**Requests**
1. From the PySpark data processing page, list every column of the dataframe along with the datatype shown for it in the schema.
2. Write the next portion of the PySpark data processing page, starting after its final sentence.

**Reading passage**
# Data Processing

## 1 - Load and Read Data

In [40]:
import findspark
findspark.init()

In [41]:
from pyspark.sql import SparkSession
spark = SparkSession.builder.appName('data_processing').getOrCreate()
df = spark.read.csv('sample_data.csv', inferSchema=True, header=True)

In [3]:
df.columns

['ratings', 'age', 'experience', 'family', 'mobile']

In [4]:
len(df.columns)

5

`printSchema` method of spark. It shows the datatypes of the columns along 
with the column names.

In [5]:
df.printSchema()

root
 |-- ratings: integer (nullable = true)
 |-- age: integer (nullable = true)
 |-- experience: double (nullable = true)
 |-- family: integer (nullable = true)
 |-- mobile: string (nullable = true)



The nullable property indicates if the corresponding column can 
assume null values (true) or not (false). We can also change the datatype of 
the columns as per the requirement

 We can use the Spark `show` method to view the top rows of the 
dataframe.

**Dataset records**

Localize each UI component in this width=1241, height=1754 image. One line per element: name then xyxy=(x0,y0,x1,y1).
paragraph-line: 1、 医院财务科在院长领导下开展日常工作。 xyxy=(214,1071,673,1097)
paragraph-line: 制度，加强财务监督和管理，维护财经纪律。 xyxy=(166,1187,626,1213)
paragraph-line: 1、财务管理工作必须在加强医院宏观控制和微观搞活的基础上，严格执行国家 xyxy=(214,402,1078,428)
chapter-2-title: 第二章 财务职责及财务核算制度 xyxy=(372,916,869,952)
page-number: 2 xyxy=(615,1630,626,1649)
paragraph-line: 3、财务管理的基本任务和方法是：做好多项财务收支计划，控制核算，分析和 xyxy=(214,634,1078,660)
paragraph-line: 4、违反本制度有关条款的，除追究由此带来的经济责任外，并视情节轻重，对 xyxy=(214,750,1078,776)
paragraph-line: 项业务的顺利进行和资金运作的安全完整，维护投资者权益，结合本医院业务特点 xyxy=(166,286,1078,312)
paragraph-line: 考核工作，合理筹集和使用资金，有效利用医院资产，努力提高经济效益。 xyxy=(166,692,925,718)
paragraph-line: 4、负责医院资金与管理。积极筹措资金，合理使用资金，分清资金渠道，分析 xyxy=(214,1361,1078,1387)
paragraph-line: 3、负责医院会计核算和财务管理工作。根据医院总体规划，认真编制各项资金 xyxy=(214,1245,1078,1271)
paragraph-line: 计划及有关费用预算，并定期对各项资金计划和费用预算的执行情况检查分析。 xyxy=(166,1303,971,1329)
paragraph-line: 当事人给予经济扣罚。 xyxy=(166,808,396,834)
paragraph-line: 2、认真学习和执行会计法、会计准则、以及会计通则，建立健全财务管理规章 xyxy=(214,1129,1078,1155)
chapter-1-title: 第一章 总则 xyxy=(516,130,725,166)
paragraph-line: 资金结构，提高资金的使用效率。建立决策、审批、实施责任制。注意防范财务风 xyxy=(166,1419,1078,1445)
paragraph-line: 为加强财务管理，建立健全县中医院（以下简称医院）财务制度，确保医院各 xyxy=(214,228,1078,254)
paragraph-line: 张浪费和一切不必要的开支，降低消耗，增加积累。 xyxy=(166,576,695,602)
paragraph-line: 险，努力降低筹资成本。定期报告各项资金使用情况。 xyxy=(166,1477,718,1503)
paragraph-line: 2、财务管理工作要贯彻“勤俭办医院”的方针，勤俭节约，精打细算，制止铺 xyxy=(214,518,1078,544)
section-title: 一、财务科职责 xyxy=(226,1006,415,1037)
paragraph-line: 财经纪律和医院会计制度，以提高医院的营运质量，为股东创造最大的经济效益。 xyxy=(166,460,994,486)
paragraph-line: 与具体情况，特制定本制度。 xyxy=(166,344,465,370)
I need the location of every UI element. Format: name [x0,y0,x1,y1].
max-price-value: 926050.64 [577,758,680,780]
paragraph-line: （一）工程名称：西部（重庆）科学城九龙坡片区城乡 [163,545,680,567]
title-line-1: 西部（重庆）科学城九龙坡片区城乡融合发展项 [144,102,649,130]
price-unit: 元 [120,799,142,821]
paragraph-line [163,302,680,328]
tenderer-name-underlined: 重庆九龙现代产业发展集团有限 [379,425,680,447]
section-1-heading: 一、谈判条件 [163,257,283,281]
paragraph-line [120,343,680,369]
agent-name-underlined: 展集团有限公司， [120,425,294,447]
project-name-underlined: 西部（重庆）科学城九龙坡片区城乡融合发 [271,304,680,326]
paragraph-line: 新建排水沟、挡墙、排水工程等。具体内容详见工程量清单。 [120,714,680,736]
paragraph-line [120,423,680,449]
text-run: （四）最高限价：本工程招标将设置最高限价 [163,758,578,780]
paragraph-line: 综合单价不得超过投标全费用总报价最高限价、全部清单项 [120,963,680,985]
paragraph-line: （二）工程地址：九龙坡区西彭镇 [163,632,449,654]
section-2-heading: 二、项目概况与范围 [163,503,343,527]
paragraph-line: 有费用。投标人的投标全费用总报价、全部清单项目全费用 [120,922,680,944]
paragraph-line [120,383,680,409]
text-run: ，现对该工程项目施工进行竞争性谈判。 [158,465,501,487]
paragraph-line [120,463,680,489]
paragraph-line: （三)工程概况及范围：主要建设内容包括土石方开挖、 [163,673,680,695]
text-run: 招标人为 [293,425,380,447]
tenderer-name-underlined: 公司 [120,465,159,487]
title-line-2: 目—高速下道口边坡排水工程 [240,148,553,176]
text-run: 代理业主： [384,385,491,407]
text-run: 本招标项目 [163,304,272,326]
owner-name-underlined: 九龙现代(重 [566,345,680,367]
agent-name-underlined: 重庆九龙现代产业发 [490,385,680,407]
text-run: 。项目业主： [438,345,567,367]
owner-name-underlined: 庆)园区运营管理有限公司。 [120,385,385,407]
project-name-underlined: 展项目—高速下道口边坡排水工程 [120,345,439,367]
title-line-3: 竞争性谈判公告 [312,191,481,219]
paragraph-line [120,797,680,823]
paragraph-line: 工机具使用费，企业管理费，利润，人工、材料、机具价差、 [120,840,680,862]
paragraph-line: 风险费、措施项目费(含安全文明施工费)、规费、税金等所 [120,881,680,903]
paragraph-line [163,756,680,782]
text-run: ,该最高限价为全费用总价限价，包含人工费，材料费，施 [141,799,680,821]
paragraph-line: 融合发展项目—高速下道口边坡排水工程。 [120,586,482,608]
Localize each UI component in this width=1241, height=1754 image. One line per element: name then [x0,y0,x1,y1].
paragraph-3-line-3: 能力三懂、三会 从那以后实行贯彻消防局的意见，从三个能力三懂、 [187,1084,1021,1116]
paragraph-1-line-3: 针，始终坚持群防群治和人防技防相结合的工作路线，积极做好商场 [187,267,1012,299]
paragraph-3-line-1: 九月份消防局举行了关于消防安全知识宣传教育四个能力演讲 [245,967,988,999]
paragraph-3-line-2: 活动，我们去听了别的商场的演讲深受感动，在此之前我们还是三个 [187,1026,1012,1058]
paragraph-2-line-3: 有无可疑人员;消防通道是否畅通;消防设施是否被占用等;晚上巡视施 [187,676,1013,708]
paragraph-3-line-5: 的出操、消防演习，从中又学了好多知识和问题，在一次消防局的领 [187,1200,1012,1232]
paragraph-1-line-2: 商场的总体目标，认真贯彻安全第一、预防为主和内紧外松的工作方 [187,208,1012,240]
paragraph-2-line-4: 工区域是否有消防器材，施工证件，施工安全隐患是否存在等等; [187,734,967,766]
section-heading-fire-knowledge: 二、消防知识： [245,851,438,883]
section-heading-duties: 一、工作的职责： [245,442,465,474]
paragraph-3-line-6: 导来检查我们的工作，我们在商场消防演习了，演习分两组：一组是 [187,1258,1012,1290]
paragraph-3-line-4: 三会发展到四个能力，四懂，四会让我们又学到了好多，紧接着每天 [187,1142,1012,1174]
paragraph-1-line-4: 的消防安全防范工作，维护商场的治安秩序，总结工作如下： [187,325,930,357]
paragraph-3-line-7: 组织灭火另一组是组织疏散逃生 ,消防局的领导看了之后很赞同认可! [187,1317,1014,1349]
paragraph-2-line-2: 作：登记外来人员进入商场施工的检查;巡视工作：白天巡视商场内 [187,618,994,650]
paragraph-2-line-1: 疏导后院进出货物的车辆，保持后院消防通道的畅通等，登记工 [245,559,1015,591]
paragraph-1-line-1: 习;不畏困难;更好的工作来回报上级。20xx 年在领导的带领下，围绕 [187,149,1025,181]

**Task results**
1.
ratings: integer
age: integer
experience: double
family: integer
mobile: string

2.
In [6]:
df.show(3)

+-------+---+----------+------+-------+
|ratings|age|experience|family| mobile|
+-------+---+----------+------+-------+
|      3| 32|       9.0|     3|   Vivo|
|      3| 27|      13.0|     3|  Apple|
|      4| 22|       2.5|     0|Samsung|
+-------+---+----------+------+-------+
only showing top 3 rows



In order to view only certain 
columns, we have to use the `select` method. Let us view only two columns 
(age and mobile)

In [7]:
df.select('age', 'mobile').show(5)

+---+-------+
|age| mobile|
+---+-------+
| 32|   Vivo|
| 27|  Apple|
| 22|Samsung|
| 37|  Apple|
| 27|     MI|
+---+-------+
only showing top 5 rows



The next function to be used is `describe` for analyzing the dataframe. It 
returns the statistical measures for each column of the dataframe

In [8]:
df.describe().show()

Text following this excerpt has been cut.